SHORT EXERCISE: Give the data a second time, exactly and in full.

Dataset records:
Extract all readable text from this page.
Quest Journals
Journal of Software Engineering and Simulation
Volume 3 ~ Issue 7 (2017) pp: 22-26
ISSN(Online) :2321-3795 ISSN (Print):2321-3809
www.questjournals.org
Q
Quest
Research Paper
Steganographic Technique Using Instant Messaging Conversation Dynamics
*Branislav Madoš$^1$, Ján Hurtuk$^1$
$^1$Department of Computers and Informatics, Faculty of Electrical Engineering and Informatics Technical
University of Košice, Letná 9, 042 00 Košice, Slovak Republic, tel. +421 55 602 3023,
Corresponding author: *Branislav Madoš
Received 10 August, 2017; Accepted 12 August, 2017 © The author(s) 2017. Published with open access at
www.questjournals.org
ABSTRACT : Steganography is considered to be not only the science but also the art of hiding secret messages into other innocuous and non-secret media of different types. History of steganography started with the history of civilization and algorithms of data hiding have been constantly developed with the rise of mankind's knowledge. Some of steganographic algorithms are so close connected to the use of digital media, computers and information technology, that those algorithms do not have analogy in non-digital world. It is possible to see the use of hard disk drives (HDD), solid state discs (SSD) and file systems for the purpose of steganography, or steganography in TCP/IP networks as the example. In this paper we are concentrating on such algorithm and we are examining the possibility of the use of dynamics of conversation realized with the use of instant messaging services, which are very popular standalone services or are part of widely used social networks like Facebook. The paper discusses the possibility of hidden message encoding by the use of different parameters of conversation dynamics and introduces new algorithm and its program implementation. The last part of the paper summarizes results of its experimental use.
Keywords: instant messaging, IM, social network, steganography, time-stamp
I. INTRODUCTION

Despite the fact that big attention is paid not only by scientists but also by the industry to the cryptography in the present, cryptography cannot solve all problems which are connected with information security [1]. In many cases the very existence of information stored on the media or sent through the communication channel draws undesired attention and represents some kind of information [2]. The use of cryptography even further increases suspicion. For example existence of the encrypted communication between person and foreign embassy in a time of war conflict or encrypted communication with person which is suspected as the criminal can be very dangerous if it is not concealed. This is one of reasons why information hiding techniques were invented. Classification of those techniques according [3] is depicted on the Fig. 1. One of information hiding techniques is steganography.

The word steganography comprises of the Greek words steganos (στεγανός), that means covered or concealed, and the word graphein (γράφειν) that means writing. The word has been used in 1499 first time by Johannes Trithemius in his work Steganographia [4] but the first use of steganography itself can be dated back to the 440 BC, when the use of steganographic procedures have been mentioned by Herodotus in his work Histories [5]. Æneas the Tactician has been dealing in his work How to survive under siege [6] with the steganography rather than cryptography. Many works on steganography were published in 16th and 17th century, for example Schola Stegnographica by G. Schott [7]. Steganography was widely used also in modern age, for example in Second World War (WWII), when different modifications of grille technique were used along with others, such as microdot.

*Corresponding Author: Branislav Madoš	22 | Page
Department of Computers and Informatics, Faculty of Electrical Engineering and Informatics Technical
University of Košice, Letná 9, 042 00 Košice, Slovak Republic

EXERCISE RESULT:
Extract all readable text from this page.
Quest Journals
Journal of Software Engineering and Simulation
Volume 3 ~ Issue 7 (2017) pp: 22-26
ISSN(Online) :2321-3795 ISSN (Print):2321-3809
www.questjournals.org
Q
Quest
Research Paper
Steganographic Technique Using Instant Messaging Conversation Dynamics
*Branislav Madoš$^1$, Ján Hurtuk$^1$
$^1$Department of Computers and Informatics, Faculty of Electrical Engineering and Informatics Technical
University of Košice, Letná 9, 042 00 Košice, Slovak Republic, tel. +421 55 602 3023,
Corresponding author: *Branislav Madoš
Received 10 August, 2017; Accepted 12 August, 2017 © The author(s) 2017. Published with open access at
www.questjournals.org
ABSTRACT : Steganography is considered to be not only the science but also the art of hiding secret messages into other innocuous and non-secret media of different types. History of steganography started with the history of civilization and algorithms of data hiding have been constantly developed with the rise of mankind's knowledge. Some of steganographic algorithms are so close connected to the use of digital media, computers and information technology, that those algorithms do not have analogy in non-digital world. It is possible to see the use of hard disk drives (HDD), solid state discs (SSD) and file systems for the purpose of steganography, or steganography in TCP/IP networks as the example. In this paper we are concentrating on such algorithm and we are examining the possibility of the use of dynamics of conversation realized with the use of instant messaging services, which are very popular standalone services or are part of widely used social networks like Facebook. The paper discusses the possibility of hidden message encoding by the use of different parameters of conversation dynamics and introduces new algorithm and its program implementation. The last part of the paper summarizes results of its experimental use.
Keywords: instant messaging, IM, social network, steganography, time-stamp
I. INTRODUCTION

Despite the fact that big attention is paid not only by scientists but also by the industry to the cryptography in the present, cryptography cannot solve all problems which are connected with information security [1]. In many cases the very existence of information stored on the media or sent through the communication channel draws undesired attention and represents some kind of information [2]. The use of cryptography even further increases suspicion. For example existence of the encrypted communication between person and foreign embassy in a time of war conflict or encrypted communication with person which is suspected as the criminal can be very dangerous if it is not concealed. This is one of reasons why information hiding techniques were invented. Classification of those techniques according [3] is depicted on the Fig. 1. One of information hiding techniques is steganography.

The word steganography comprises of the Greek words steganos (στεγανός), that means covered or concealed, and the word graphein (γράφειν) that means writing. The word has been used in 1499 first time by Johannes Trithemius in his work Steganographia [4] but the first use of steganography itself can be dated back to the 440 BC, when the use of steganographic procedures have been mentioned by Herodotus in his work Histories [5]. Æneas the Tactician has been dealing in his work How to survive under siege [6] with the steganography rather than cryptography. Many works on steganography were published in 16th and 17th century, for example Schola Stegnographica by G. Schott [7]. Steganography was widely used also in modern age, for example in Second World War (WWII), when different modifications of grille technique were used along with others, such as microdot.

*Corresponding Author: Branislav Madoš	22 | Page
Department of Computers and Informatics, Faculty of Electrical Engineering and Informatics Technical
University of Košice, Letná 9, 042 00 Košice, Slovak Republic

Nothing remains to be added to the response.